Instructions to follow - Pictures in the records are to be omitted; everything else is copied exactly.

Raw data -
────────────────────

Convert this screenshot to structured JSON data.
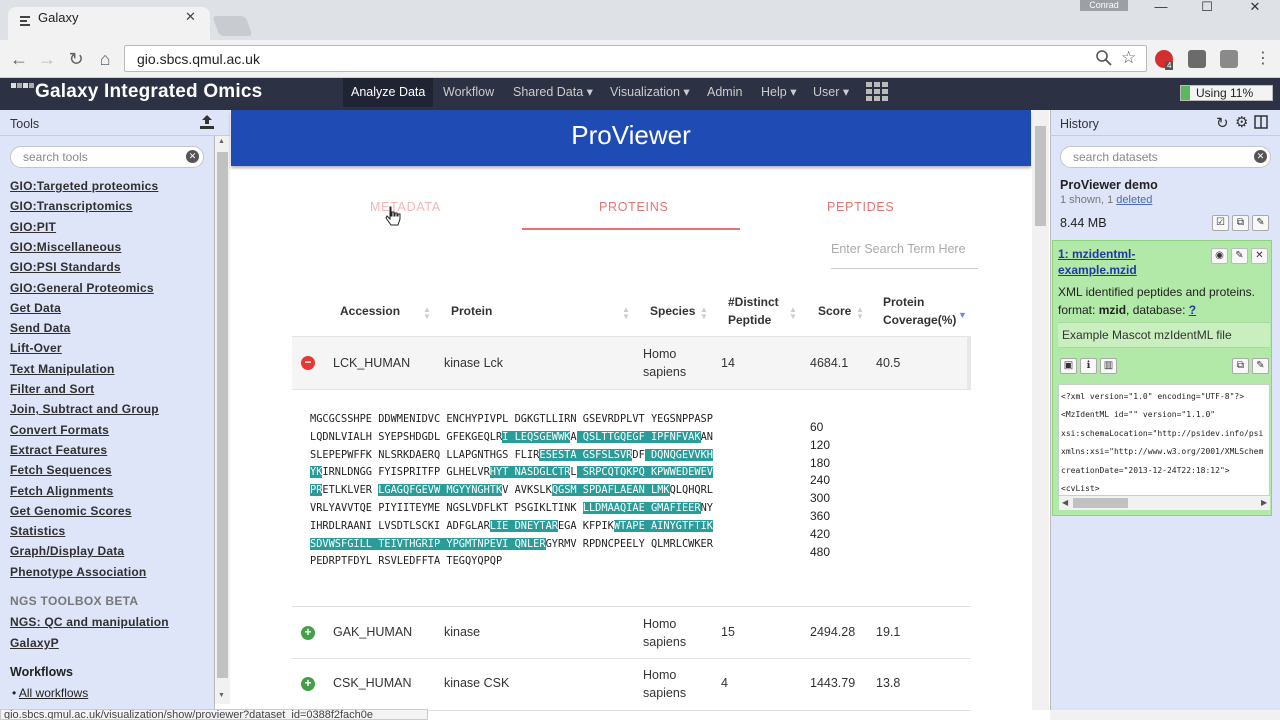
{
  "browser": {
    "tab_title": "Galaxy",
    "tab_close": "✕",
    "user_chip": "Conrad",
    "url": "gio.sbcs.qmul.ac.uk",
    "ext_badge": "4"
  },
  "masthead": {
    "brand": "Galaxy Integrated Omics",
    "menu": [
      "Analyze Data",
      "Workflow",
      "Shared Data",
      "Visualization",
      "Admin",
      "Help",
      "User"
    ],
    "usage": "Using 11%",
    "usage_fraction": 0.11
  },
  "tools": {
    "title": "Tools",
    "search_placeholder": "search tools",
    "categories": [
      "GIO:Targeted proteomics",
      "GIO:Transcriptomics",
      "GIO:PIT",
      "GIO:Miscellaneous",
      "GIO:PSI Standards",
      "GIO:General Proteomics",
      "Get Data",
      "Send Data",
      "Lift-Over",
      "Text Manipulation",
      "Filter and Sort",
      "Join, Subtract and Group",
      "Convert Formats",
      "Extract Features",
      "Fetch Sequences",
      "Fetch Alignments",
      "Get Genomic Scores",
      "Statistics",
      "Graph/Display Data",
      "Phenotype Association"
    ],
    "ngs_header": "NGS TOOLBOX BETA",
    "ngs_items": [
      "NGS: QC and manipulation",
      "GalaxyP"
    ],
    "workflows_header": "Workflows",
    "all_workflows": "All workflows"
  },
  "proviewer": {
    "title": "ProViewer",
    "tabs": [
      "METADATA",
      "PROTEINS",
      "PEPTIDES"
    ],
    "search_placeholder": "Enter Search Term Here",
    "columns": [
      "Accession",
      "Protein",
      "Species",
      "#Distinct Peptide",
      "Score",
      "Protein Coverage(%)"
    ],
    "rows": [
      {
        "accession": "LCK_HUMAN",
        "protein": "kinase Lck",
        "species": "Homo sapiens",
        "peptides": "14",
        "score": "4684.1",
        "coverage": "40.5",
        "expanded": true
      },
      {
        "accession": "GAK_HUMAN",
        "protein": "kinase",
        "species": "Homo sapiens",
        "peptides": "15",
        "score": "2494.28",
        "coverage": "19.1",
        "expanded": false
      },
      {
        "accession": "CSK_HUMAN",
        "protein": "kinase CSK",
        "species": "Homo sapiens",
        "peptides": "4",
        "score": "1443.79",
        "coverage": "13.8",
        "expanded": false
      }
    ],
    "sequence_numbers": [
      "60",
      "120",
      "180",
      "240",
      "300",
      "360",
      "420",
      "480"
    ],
    "highlight_color": "#2a9d9a"
  },
  "history": {
    "title": "History",
    "search_placeholder": "search datasets",
    "name": "ProViewer demo",
    "shown": "1 shown, 1",
    "deleted": "deleted",
    "size": "8.44 MB",
    "dataset": {
      "title": "1: mzidentml-example.mzid",
      "description": "XML identified peptides and proteins.",
      "format_label": "format:",
      "format": "mzid",
      "database_label": ", database:",
      "database": "?",
      "info": "Example Mascot mzIdentML file",
      "peek_lines": [
        "<?xml version=\"1.0\" encoding=\"UTF-8\"?>",
        "<MzIdentML id=\"\" version=\"1.1.0\"",
        "xsi:schemaLocation=\"http://psidev.info/psi",
        "xmlns:xsi=\"http://www.w3.org/2001/XMLSchem",
        "creationDate=\"2013-12-24T22:18:12\">",
        "<cvList>"
      ]
    }
  },
  "statusbar": "gio.sbcs.qmul.ac.uk/visualization/show/proviewer?dataset_id=0388f2fach0e"
}
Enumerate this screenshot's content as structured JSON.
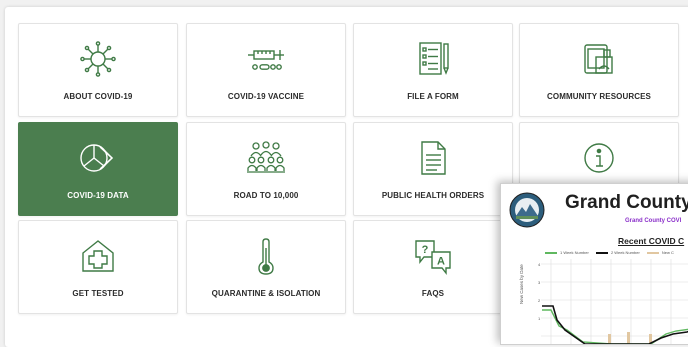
{
  "tiles": [
    {
      "label": "ABOUT COVID-19",
      "icon": "virus-icon"
    },
    {
      "label": "COVID-19 VACCINE",
      "icon": "syringe-icon"
    },
    {
      "label": "FILE A FORM",
      "icon": "form-icon"
    },
    {
      "label": "COMMUNITY RESOURCES",
      "icon": "community-resources-icon"
    },
    {
      "label": "COVID-19 DATA",
      "icon": "pie-chart-icon",
      "active": true
    },
    {
      "label": "ROAD TO 10,000",
      "icon": "group-icon"
    },
    {
      "label": "PUBLIC HEALTH ORDERS",
      "icon": "document-icon"
    },
    {
      "label": "",
      "icon": "info-icon"
    },
    {
      "label": "GET TESTED",
      "icon": "medical-cross-icon"
    },
    {
      "label": "QUARANTINE & ISOLATION",
      "icon": "thermometer-icon"
    },
    {
      "label": "FAQS",
      "icon": "faq-bubbles-icon"
    }
  ],
  "overlay": {
    "title": "Grand County",
    "subtitle": "Grand County COVI",
    "chart_title": "Recent COVID C",
    "legend": [
      "1 Week Number",
      "2 Week Number",
      "New C"
    ],
    "ylabel": "New Cases by Date",
    "yticks": [
      "4",
      "3",
      "2",
      "1"
    ]
  },
  "colors": {
    "accent_green": "#4b7e4f",
    "icon_green": "#3f7a45",
    "legend_green": "#5fb85f",
    "legend_black": "#111111",
    "legend_tan": "#e1c7a1"
  }
}
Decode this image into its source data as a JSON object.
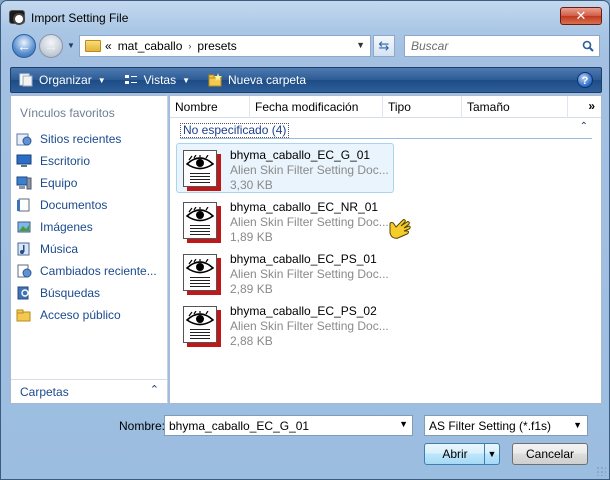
{
  "window": {
    "title": "Import Setting File",
    "close_glyph": "✕"
  },
  "address": {
    "prefix": "«",
    "segments": [
      "mat_caballo",
      "presets"
    ],
    "separator": "›",
    "search_placeholder": "Buscar"
  },
  "toolbar": {
    "organize": "Organizar",
    "views": "Vistas",
    "new_folder": "Nueva carpeta",
    "help": "?"
  },
  "sidebar": {
    "heading": "Vínculos favoritos",
    "items": [
      {
        "label": "Sitios recientes",
        "icon": "recent-places-icon"
      },
      {
        "label": "Escritorio",
        "icon": "desktop-icon"
      },
      {
        "label": "Equipo",
        "icon": "computer-icon"
      },
      {
        "label": "Documentos",
        "icon": "documents-icon"
      },
      {
        "label": "Imágenes",
        "icon": "pictures-icon"
      },
      {
        "label": "Música",
        "icon": "music-icon"
      },
      {
        "label": "Cambiados reciente...",
        "icon": "recently-changed-icon"
      },
      {
        "label": "Búsquedas",
        "icon": "searches-icon"
      },
      {
        "label": "Acceso público",
        "icon": "public-folder-icon"
      }
    ],
    "folders_label": "Carpetas"
  },
  "columns": [
    "Nombre",
    "Fecha modificación",
    "Tipo",
    "Tamaño"
  ],
  "group": {
    "label": "No especificado (4)"
  },
  "files": [
    {
      "name": "bhyma_caballo_EC_G_01",
      "type": "Alien Skin Filter Setting Doc...",
      "size": "3,30 KB",
      "selected": true
    },
    {
      "name": "bhyma_caballo_EC_NR_01",
      "type": "Alien Skin Filter Setting Doc...",
      "size": "1,89 KB",
      "selected": false
    },
    {
      "name": "bhyma_caballo_EC_PS_01",
      "type": "Alien Skin Filter Setting Doc...",
      "size": "2,89 KB",
      "selected": false
    },
    {
      "name": "bhyma_caballo_EC_PS_02",
      "type": "Alien Skin Filter Setting Doc...",
      "size": "2,88 KB",
      "selected": false
    }
  ],
  "footer": {
    "name_label": "Nombre:",
    "name_value": "bhyma_caballo_EC_G_01",
    "filter_value": "AS Filter Setting (*.f1s)",
    "open_label": "Abrir",
    "cancel_label": "Cancelar"
  },
  "colors": {
    "accent": "#1b4a8e",
    "toolbar": "#2c5a93",
    "selection": "#eaf4fc"
  }
}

────────────────────

Final answer -
Convert this screenshot to structured JSON data.
{
  "browser": {
    "tab_title": "Galaxy",
    "tab_close": "✕",
    "user_chip": "Conrad",
    "url": "gio.sbcs.qmul.ac.uk",
    "ext_badge": "4"
  },
  "masthead": {
    "brand": "Galaxy Integrated Omics",
    "menu": [
      "Analyze Data",
      "Workflow",
      "Shared Data",
      "Visualization",
      "Admin",
      "Help",
      "User"
    ],
    "usage": "Using 11%",
    "usage_fraction": 0.11
  },
  "tools": {
    "title": "Tools",
    "search_placeholder": "search tools",
    "categories": [
      "GIO:Targeted proteomics",
      "GIO:Transcriptomics",
      "GIO:PIT",
      "GIO:Miscellaneous",
      "GIO:PSI Standards",
      "GIO:General Proteomics",
      "Get Data",
      "Send Data",
      "Lift-Over",
      "Text Manipulation",
      "Filter and Sort",
      "Join, Subtract and Group",
      "Convert Formats",
      "Extract Features",
      "Fetch Sequences",
      "Fetch Alignments",
      "Get Genomic Scores",
      "Statistics",
      "Graph/Display Data",
      "Phenotype Association"
    ],
    "ngs_header": "NGS TOOLBOX BETA",
    "ngs_items": [
      "NGS: QC and manipulation",
      "GalaxyP"
    ],
    "workflows_header": "Workflows",
    "all_workflows": "All workflows"
  },
  "proviewer": {
    "title": "ProViewer",
    "tabs": [
      "METADATA",
      "PROTEINS",
      "PEPTIDES"
    ],
    "search_placeholder": "Enter Search Term Here",
    "columns": [
      "Accession",
      "Protein",
      "Species",
      "#Distinct Peptide",
      "Score",
      "Protein Coverage(%)"
    ],
    "rows": [
      {
        "accession": "LCK_HUMAN",
        "protein": "kinase Lck",
        "species": "Homo sapiens",
        "peptides": "14",
        "score": "4684.1",
        "coverage": "40.5",
        "expanded": true
      },
      {
        "accession": "GAK_HUMAN",
        "protein": "kinase",
        "species": "Homo sapiens",
        "peptides": "15",
        "score": "2494.28",
        "coverage": "19.1",
        "expanded": false
      },
      {
        "accession": "CSK_HUMAN",
        "protein": "kinase CSK",
        "species": "Homo sapiens",
        "peptides": "4",
        "score": "1443.79",
        "coverage": "13.8",
        "expanded": false
      }
    ],
    "sequence_numbers": [
      "60",
      "120",
      "180",
      "240",
      "300",
      "360",
      "420",
      "480"
    ],
    "highlight_color": "#2a9d9a"
  },
  "history": {
    "title": "History",
    "search_placeholder": "search datasets",
    "name": "ProViewer demo",
    "shown": "1 shown, 1",
    "deleted": "deleted",
    "size": "8.44 MB",
    "dataset": {
      "title": "1: mzidentml-example.mzid",
      "description": "XML identified peptides and proteins.",
      "format_label": "format:",
      "format": "mzid",
      "database_label": ", database:",
      "database": "?",
      "info": "Example Mascot mzIdentML file",
      "peek_lines": [
        "<?xml version=\"1.0\" encoding=\"UTF-8\"?>",
        "<MzIdentML id=\"\" version=\"1.1.0\"",
        "xsi:schemaLocation=\"http://psidev.info/psi",
        "xmlns:xsi=\"http://www.w3.org/2001/XMLSchem",
        "creationDate=\"2013-12-24T22:18:12\">",
        "<cvList>"
      ]
    }
  },
  "statusbar": "gio.sbcs.qmul.ac.uk/visualization/show/proviewer?dataset_id=0388f2fach0e"
}
Enumerate this screenshot's content as structured JSON.
{
  "tiles": [
    {
      "label": "ABOUT COVID-19",
      "icon": "virus-icon"
    },
    {
      "label": "COVID-19 VACCINE",
      "icon": "syringe-icon"
    },
    {
      "label": "FILE A FORM",
      "icon": "form-icon"
    },
    {
      "label": "COMMUNITY RESOURCES",
      "icon": "community-resources-icon"
    },
    {
      "label": "COVID-19 DATA",
      "icon": "pie-chart-icon",
      "active": true
    },
    {
      "label": "ROAD TO 10,000",
      "icon": "group-icon"
    },
    {
      "label": "PUBLIC HEALTH ORDERS",
      "icon": "document-icon"
    },
    {
      "label": "",
      "icon": "info-icon"
    },
    {
      "label": "GET TESTED",
      "icon": "medical-cross-icon"
    },
    {
      "label": "QUARANTINE & ISOLATION",
      "icon": "thermometer-icon"
    },
    {
      "label": "FAQS",
      "icon": "faq-bubbles-icon"
    }
  ],
  "overlay": {
    "title": "Grand County",
    "subtitle": "Grand County COVI",
    "chart_title": "Recent COVID C",
    "legend": [
      "1 Week Number",
      "2 Week Number",
      "New C"
    ],
    "ylabel": "New Cases by Date",
    "yticks": [
      "4",
      "3",
      "2",
      "1"
    ]
  },
  "colors": {
    "accent_green": "#4b7e4f",
    "icon_green": "#3f7a45",
    "legend_green": "#5fb85f",
    "legend_black": "#111111",
    "legend_tan": "#e1c7a1"
  }
}
Decode this image into its source data as a JSON object.
{
  "window": {
    "title": "Import Setting File",
    "close_glyph": "✕"
  },
  "address": {
    "prefix": "«",
    "segments": [
      "mat_caballo",
      "presets"
    ],
    "separator": "›",
    "search_placeholder": "Buscar"
  },
  "toolbar": {
    "organize": "Organizar",
    "views": "Vistas",
    "new_folder": "Nueva carpeta",
    "help": "?"
  },
  "sidebar": {
    "heading": "Vínculos favoritos",
    "items": [
      {
        "label": "Sitios recientes",
        "icon": "recent-places-icon"
      },
      {
        "label": "Escritorio",
        "icon": "desktop-icon"
      },
      {
        "label": "Equipo",
        "icon": "computer-icon"
      },
      {
        "label": "Documentos",
        "icon": "documents-icon"
      },
      {
        "label": "Imágenes",
        "icon": "pictures-icon"
      },
      {
        "label": "Música",
        "icon": "music-icon"
      },
      {
        "label": "Cambiados reciente...",
        "icon": "recently-changed-icon"
      },
      {
        "label": "Búsquedas",
        "icon": "searches-icon"
      },
      {
        "label": "Acceso público",
        "icon": "public-folder-icon"
      }
    ],
    "folders_label": "Carpetas"
  },
  "columns": [
    "Nombre",
    "Fecha modificación",
    "Tipo",
    "Tamaño"
  ],
  "group": {
    "label": "No especificado (4)"
  },
  "files": [
    {
      "name": "bhyma_caballo_EC_G_01",
      "type": "Alien Skin Filter Setting Doc...",
      "size": "3,30 KB",
      "selected": true
    },
    {
      "name": "bhyma_caballo_EC_NR_01",
      "type": "Alien Skin Filter Setting Doc...",
      "size": "1,89 KB",
      "selected": false
    },
    {
      "name": "bhyma_caballo_EC_PS_01",
      "type": "Alien Skin Filter Setting Doc...",
      "size": "2,89 KB",
      "selected": false
    },
    {
      "name": "bhyma_caballo_EC_PS_02",
      "type": "Alien Skin Filter Setting Doc...",
      "size": "2,88 KB",
      "selected": false
    }
  ],
  "footer": {
    "name_label": "Nombre:",
    "name_value": "bhyma_caballo_EC_G_01",
    "filter_value": "AS Filter Setting (*.f1s)",
    "open_label": "Abrir",
    "cancel_label": "Cancelar"
  },
  "colors": {
    "accent": "#1b4a8e",
    "toolbar": "#2c5a93",
    "selection": "#eaf4fc"
  }
}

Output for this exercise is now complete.